WRITTEN TASK | Search the material below for the word "tushunchasi" and copy every line in which it occurs.

***

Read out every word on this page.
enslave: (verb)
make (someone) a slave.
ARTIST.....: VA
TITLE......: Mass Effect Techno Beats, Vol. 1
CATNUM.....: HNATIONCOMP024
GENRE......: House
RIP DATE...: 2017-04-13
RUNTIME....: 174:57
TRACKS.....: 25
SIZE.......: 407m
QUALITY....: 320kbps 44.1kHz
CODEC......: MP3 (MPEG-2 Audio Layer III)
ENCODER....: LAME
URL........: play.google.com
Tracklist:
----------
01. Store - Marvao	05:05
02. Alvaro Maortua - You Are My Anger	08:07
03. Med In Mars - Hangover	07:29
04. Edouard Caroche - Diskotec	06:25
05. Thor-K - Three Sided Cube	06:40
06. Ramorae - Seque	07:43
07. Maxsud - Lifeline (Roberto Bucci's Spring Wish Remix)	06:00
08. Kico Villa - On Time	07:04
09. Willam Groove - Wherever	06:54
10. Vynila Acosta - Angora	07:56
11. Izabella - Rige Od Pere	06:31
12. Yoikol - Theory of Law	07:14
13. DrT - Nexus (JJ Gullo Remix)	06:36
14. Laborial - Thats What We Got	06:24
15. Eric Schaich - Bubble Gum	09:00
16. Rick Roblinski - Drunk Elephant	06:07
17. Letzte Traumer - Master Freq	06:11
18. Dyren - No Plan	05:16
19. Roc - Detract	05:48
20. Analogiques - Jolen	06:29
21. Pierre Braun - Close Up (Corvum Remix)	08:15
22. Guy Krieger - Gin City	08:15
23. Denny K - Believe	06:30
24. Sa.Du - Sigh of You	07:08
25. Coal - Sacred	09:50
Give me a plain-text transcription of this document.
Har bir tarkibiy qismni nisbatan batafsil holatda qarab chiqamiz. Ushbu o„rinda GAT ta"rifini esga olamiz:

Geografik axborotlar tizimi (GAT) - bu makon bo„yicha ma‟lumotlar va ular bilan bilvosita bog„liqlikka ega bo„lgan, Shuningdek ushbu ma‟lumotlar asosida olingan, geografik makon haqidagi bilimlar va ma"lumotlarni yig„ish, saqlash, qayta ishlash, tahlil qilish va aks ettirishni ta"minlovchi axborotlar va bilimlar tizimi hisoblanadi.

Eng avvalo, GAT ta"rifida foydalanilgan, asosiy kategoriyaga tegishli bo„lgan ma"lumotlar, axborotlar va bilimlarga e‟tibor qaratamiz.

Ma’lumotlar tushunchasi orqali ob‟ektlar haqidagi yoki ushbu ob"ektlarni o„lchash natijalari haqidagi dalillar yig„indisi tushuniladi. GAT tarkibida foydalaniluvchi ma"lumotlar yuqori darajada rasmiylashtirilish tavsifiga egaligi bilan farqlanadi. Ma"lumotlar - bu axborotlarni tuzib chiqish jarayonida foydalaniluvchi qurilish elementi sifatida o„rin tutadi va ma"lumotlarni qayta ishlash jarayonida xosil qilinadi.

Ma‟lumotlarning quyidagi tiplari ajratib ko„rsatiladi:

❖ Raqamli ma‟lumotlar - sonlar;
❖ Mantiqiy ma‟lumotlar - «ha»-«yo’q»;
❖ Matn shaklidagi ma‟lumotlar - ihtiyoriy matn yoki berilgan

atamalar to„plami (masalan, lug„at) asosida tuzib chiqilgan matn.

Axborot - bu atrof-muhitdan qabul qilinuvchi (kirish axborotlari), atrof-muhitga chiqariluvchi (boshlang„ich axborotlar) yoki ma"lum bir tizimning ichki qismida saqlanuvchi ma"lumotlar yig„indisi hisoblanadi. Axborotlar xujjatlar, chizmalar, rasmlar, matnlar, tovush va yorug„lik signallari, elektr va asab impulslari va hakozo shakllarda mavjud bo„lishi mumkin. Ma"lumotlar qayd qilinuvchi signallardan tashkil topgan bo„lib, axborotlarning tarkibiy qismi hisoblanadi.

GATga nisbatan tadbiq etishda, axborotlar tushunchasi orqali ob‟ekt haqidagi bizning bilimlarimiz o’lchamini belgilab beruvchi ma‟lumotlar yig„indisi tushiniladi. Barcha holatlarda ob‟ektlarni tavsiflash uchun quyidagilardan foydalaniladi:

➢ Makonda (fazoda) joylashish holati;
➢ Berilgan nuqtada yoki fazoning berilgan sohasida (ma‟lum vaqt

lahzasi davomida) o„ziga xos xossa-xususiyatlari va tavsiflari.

***

WORKED ANSWER |
Ma’lumotlar tushunchasi orqali ob‟ektlar haqidagi yoki ushbu ob"ektlarni o„lchash natijalari haqidagi dalillar yig„indisi tushuniladi. GAT tarkibida foydalaniluvchi ma"lumotlar yuqori darajada rasmiylashtirilish tavsifiga egaligi bilan farqlanadi. Ma"lumotlar - bu axborotlarni tuzib chiqish jarayonida foydalaniluvchi qurilish elementi sifatida o„rin tutadi va ma"lumotlarni qayta ishlash jarayonida xosil qilinadi.
GATga nisbatan tadbiq etishda, axborotlar tushunchasi orqali ob‟ekt haqidagi bizning bilimlarimiz o’lchamini belgilab beruvchi ma‟lumotlar yig„indisi tushiniladi. Barcha holatlarda ob‟ektlarni tavsiflash uchun quyidagilardan foydalaniladi:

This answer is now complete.